__INSTRUCTIONS TO FOLLOW__. Search the material for the string "Berikutnya" and copy each line where it occurs.

· · · · · · ·

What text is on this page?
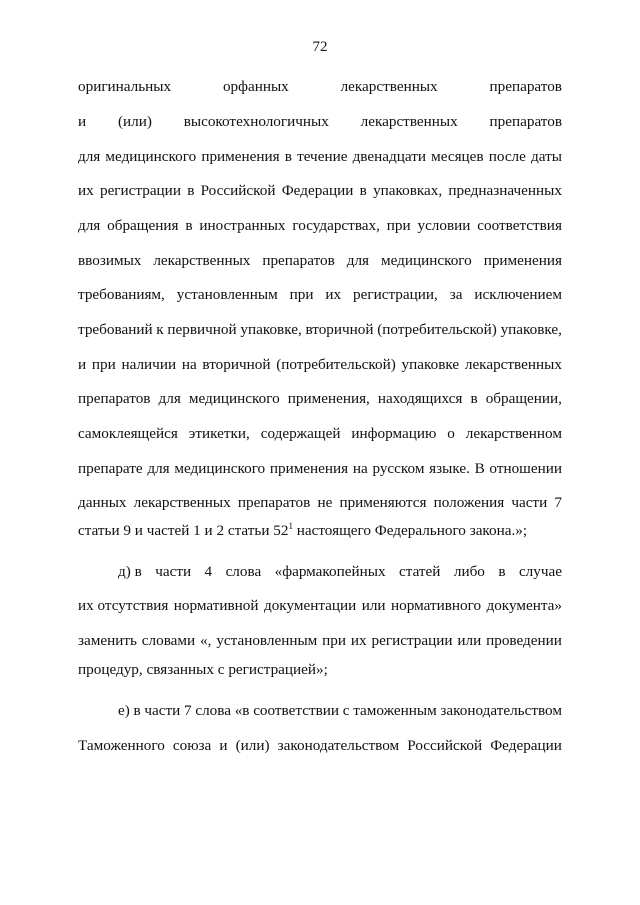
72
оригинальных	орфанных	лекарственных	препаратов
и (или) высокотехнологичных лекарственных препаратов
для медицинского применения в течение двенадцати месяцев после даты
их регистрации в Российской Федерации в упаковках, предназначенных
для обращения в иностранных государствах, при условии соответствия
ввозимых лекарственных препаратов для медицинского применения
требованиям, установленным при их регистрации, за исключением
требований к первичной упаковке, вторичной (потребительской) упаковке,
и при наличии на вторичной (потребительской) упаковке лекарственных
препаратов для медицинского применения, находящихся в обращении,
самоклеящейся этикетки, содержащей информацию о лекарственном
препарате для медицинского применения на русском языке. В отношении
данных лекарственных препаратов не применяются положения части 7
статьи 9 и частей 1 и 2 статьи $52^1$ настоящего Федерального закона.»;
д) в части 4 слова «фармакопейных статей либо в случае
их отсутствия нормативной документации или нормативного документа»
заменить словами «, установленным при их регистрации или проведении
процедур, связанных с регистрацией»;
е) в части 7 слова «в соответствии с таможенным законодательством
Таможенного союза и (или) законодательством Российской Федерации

· · · · · · ·

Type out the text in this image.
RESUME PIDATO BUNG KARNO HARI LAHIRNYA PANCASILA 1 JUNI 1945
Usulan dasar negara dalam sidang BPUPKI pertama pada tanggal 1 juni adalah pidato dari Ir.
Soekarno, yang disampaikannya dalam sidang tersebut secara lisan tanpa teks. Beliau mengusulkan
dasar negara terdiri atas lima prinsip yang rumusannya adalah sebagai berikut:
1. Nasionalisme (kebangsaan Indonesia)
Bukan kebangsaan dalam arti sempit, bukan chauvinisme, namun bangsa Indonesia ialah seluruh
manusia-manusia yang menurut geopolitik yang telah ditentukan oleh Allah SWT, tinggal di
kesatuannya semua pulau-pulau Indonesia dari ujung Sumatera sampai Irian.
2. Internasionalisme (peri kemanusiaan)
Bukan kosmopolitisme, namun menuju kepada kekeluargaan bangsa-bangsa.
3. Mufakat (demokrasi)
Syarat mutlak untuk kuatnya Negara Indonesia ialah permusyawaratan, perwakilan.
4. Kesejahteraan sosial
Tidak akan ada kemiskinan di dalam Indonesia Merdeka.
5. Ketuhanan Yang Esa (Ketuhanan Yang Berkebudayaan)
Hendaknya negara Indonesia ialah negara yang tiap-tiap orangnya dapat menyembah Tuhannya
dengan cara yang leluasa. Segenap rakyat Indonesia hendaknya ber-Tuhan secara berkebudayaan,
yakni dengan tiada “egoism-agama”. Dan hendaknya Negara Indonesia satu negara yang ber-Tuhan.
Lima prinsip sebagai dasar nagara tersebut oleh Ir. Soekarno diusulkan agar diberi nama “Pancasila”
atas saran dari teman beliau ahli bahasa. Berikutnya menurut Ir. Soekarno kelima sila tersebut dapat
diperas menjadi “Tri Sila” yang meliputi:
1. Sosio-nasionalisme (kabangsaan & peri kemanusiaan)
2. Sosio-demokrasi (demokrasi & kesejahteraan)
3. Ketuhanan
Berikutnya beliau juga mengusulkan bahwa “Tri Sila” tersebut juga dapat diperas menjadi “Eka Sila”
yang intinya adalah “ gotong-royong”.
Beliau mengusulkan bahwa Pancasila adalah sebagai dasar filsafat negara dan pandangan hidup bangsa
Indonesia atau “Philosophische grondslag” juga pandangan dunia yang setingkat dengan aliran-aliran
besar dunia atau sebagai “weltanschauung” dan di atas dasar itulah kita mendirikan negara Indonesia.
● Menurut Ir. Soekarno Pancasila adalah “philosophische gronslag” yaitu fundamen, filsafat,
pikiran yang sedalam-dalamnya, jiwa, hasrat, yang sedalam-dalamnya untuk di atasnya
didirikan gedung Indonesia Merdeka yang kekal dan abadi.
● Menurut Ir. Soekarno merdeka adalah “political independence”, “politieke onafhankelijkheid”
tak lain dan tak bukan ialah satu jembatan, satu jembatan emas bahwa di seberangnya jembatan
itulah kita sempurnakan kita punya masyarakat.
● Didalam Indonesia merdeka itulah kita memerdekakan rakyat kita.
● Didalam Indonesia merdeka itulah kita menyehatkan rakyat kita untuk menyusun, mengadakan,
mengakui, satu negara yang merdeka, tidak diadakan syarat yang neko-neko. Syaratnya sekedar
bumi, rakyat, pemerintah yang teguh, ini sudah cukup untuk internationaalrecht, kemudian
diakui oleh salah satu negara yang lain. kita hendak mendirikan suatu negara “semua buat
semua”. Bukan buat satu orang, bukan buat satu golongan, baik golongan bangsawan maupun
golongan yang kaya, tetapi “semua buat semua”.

· · · · · · ·

__EXPECTED OUTPUT__.
atas saran dari teman beliau ahli bahasa. Berikutnya menurut Ir. Soekarno kelima sila tersebut dapat
Berikutnya beliau juga mengusulkan bahwa “Tri Sila” tersebut juga dapat diperas menjadi “Eka Sila”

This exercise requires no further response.